**What you will do:** In the listing below, every line with the word "data" needs to be copied.

**Record extracts:**
*** Block opens ***
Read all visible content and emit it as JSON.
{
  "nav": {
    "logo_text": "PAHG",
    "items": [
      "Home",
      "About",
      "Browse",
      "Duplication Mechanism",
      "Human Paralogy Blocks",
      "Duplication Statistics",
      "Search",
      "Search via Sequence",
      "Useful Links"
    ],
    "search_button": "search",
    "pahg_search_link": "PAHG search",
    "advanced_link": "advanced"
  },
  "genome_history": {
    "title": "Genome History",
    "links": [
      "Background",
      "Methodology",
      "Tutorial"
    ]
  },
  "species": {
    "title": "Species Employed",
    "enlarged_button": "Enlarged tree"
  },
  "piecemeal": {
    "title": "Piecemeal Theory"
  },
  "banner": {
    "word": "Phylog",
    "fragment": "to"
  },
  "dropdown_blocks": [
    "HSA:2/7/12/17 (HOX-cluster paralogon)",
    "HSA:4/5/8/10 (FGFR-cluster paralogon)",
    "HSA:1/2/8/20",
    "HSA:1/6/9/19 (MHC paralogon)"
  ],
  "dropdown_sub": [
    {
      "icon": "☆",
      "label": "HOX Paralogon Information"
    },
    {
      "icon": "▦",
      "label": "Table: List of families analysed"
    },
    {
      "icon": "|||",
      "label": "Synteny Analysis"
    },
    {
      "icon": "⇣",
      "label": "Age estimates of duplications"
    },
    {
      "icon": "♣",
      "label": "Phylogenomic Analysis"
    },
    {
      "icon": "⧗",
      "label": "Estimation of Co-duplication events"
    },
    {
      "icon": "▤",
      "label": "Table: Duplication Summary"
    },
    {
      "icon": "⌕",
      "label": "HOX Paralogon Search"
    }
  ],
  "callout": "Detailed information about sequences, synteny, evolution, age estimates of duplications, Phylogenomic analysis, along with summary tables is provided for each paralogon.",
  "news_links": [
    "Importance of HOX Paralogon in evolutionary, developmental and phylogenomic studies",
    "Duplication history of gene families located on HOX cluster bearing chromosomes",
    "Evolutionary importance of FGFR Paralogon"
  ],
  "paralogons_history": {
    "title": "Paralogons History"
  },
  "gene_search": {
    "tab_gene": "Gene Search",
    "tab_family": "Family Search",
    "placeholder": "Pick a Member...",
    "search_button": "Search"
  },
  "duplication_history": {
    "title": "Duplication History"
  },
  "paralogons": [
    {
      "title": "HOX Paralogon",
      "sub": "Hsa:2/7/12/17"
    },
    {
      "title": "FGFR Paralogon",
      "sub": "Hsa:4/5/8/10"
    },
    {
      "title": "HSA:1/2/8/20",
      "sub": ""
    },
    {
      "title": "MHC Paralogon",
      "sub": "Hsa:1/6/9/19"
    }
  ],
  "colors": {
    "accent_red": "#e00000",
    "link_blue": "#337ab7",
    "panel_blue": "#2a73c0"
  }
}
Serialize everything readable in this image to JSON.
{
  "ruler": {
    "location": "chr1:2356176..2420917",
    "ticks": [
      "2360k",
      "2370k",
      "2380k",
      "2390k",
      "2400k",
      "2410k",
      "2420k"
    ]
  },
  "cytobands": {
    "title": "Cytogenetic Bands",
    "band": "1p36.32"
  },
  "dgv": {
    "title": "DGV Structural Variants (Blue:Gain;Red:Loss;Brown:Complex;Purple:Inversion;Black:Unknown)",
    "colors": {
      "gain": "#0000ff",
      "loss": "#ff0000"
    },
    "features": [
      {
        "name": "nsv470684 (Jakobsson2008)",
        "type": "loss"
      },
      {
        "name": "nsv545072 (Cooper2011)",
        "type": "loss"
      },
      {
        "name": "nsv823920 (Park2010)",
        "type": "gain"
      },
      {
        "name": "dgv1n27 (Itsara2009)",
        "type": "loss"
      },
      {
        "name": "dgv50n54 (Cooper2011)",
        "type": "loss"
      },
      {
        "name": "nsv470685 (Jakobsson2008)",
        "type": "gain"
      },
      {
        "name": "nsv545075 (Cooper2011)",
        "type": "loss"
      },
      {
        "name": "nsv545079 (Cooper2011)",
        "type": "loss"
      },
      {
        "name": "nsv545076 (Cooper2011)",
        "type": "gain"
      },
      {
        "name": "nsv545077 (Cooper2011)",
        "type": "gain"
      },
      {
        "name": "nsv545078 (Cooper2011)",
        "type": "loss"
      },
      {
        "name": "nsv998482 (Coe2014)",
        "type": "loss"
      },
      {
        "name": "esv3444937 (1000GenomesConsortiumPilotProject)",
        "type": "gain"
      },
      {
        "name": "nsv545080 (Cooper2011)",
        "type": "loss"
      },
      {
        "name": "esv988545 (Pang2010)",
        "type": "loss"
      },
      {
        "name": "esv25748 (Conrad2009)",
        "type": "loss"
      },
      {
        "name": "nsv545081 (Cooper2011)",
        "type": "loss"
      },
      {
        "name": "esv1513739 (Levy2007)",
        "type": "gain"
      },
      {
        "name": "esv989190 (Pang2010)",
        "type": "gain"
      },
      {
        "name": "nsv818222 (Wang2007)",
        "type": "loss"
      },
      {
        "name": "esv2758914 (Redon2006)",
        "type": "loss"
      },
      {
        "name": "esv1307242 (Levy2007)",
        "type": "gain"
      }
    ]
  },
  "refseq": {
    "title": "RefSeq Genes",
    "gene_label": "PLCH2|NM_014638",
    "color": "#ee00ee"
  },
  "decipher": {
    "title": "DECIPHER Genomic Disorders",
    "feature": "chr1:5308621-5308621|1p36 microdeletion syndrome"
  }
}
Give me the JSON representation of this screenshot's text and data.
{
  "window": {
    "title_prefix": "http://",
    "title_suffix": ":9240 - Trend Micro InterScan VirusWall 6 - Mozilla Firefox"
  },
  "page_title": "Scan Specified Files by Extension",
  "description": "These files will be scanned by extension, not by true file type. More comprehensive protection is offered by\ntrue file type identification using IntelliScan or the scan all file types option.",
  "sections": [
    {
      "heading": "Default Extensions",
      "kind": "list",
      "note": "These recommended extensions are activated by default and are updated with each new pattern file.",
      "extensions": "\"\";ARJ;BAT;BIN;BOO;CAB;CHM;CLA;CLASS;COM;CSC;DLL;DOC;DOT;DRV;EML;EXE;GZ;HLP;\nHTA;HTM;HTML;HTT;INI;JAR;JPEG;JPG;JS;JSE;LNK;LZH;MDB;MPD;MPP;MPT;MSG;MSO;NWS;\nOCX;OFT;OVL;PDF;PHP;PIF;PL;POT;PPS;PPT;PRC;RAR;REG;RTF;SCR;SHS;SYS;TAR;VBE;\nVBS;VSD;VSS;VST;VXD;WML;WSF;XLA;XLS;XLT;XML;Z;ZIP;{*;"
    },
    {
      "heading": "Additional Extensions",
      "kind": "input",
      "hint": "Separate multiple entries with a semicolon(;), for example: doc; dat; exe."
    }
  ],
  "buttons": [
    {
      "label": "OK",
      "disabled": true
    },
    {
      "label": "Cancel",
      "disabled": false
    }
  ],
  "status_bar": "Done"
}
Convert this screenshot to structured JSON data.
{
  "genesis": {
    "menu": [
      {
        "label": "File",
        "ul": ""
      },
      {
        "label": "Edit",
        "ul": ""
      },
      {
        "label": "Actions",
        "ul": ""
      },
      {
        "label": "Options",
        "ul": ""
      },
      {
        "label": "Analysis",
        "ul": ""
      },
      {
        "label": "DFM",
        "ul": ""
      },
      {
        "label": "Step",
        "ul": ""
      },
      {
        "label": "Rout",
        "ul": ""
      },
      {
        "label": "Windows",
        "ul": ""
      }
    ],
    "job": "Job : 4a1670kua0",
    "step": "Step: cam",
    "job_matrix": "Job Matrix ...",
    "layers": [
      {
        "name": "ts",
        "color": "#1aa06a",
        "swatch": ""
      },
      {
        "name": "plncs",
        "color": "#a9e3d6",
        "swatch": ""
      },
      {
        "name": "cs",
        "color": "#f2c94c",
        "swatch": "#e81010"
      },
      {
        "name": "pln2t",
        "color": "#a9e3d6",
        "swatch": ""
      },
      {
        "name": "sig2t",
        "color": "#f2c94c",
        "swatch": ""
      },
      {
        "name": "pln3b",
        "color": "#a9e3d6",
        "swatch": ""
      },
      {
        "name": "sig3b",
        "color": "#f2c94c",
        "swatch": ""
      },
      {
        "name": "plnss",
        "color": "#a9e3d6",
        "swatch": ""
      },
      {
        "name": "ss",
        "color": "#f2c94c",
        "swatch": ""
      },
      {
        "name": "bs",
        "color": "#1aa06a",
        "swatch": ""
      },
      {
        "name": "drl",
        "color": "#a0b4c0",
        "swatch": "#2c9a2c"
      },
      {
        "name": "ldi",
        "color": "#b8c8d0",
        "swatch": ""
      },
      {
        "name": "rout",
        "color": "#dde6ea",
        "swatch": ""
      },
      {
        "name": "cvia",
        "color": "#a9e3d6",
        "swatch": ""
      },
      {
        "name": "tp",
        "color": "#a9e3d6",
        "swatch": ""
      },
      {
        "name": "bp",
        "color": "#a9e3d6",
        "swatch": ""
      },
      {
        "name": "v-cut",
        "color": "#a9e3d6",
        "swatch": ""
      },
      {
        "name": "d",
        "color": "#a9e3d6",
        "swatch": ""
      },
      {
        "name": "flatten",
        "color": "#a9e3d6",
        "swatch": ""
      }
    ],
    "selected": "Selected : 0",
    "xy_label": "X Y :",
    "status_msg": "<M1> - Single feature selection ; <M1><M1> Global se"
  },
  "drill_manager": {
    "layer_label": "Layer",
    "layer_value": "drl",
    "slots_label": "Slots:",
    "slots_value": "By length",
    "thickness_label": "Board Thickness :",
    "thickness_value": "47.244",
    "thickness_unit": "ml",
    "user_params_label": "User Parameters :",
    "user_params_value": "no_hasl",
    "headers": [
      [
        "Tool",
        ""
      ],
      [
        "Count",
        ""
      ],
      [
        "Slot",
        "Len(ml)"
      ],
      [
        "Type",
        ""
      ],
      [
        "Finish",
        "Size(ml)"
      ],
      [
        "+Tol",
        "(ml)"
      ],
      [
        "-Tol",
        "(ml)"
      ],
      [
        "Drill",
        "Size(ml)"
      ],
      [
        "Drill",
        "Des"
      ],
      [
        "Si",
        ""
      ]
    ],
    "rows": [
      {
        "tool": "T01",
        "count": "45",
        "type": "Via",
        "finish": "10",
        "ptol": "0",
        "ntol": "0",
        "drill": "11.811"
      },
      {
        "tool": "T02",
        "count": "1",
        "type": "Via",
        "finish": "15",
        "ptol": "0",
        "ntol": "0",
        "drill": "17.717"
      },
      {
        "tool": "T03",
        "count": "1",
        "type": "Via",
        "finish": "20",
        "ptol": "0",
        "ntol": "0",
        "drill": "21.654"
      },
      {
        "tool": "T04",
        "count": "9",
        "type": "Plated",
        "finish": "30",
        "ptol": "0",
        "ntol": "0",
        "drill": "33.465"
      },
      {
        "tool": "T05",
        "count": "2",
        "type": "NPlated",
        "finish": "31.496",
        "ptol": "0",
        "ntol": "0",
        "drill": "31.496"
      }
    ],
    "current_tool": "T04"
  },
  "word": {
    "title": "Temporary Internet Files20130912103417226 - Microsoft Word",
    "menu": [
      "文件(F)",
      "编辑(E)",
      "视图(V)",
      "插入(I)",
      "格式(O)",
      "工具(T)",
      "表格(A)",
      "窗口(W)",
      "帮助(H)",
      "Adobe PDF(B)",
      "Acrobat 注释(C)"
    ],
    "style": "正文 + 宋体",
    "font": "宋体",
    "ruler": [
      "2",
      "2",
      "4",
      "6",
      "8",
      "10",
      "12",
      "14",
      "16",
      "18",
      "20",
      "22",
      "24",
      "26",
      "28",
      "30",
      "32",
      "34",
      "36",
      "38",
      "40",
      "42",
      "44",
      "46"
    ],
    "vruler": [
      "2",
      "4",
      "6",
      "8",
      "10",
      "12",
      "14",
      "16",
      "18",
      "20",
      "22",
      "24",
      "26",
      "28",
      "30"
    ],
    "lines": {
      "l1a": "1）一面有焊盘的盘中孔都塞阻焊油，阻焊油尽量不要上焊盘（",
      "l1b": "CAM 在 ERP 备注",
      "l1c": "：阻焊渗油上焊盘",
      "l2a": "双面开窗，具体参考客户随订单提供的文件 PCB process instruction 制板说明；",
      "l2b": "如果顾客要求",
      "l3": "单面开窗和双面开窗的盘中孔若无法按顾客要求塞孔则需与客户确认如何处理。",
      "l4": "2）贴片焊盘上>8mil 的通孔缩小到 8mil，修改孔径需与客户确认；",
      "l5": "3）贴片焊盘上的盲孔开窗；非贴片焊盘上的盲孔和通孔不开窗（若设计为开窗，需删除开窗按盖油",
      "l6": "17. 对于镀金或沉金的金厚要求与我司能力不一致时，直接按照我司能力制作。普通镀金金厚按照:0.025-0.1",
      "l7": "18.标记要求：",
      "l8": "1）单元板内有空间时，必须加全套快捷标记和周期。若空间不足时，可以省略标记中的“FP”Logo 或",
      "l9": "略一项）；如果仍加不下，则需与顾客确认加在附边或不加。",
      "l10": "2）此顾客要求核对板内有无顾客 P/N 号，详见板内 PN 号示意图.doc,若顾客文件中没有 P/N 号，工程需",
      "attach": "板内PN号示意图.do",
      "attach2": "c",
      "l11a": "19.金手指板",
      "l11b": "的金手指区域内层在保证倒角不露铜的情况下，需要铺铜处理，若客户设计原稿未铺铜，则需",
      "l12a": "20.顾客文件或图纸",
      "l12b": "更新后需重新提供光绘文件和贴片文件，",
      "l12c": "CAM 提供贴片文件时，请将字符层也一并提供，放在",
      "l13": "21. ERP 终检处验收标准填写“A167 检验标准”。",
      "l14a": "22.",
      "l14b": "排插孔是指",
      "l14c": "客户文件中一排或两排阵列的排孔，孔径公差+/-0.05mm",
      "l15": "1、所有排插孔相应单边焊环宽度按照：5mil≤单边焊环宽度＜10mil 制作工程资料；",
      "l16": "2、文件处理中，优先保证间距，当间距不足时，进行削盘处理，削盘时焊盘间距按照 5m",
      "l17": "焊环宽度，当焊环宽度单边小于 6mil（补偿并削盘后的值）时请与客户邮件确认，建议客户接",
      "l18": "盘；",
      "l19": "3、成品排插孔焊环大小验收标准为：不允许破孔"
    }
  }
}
*** Block closes ***
**Answer to the problem:**
Give me the JSON representation of this screenshot's text and data.
Convert this screenshot to structured JSON data.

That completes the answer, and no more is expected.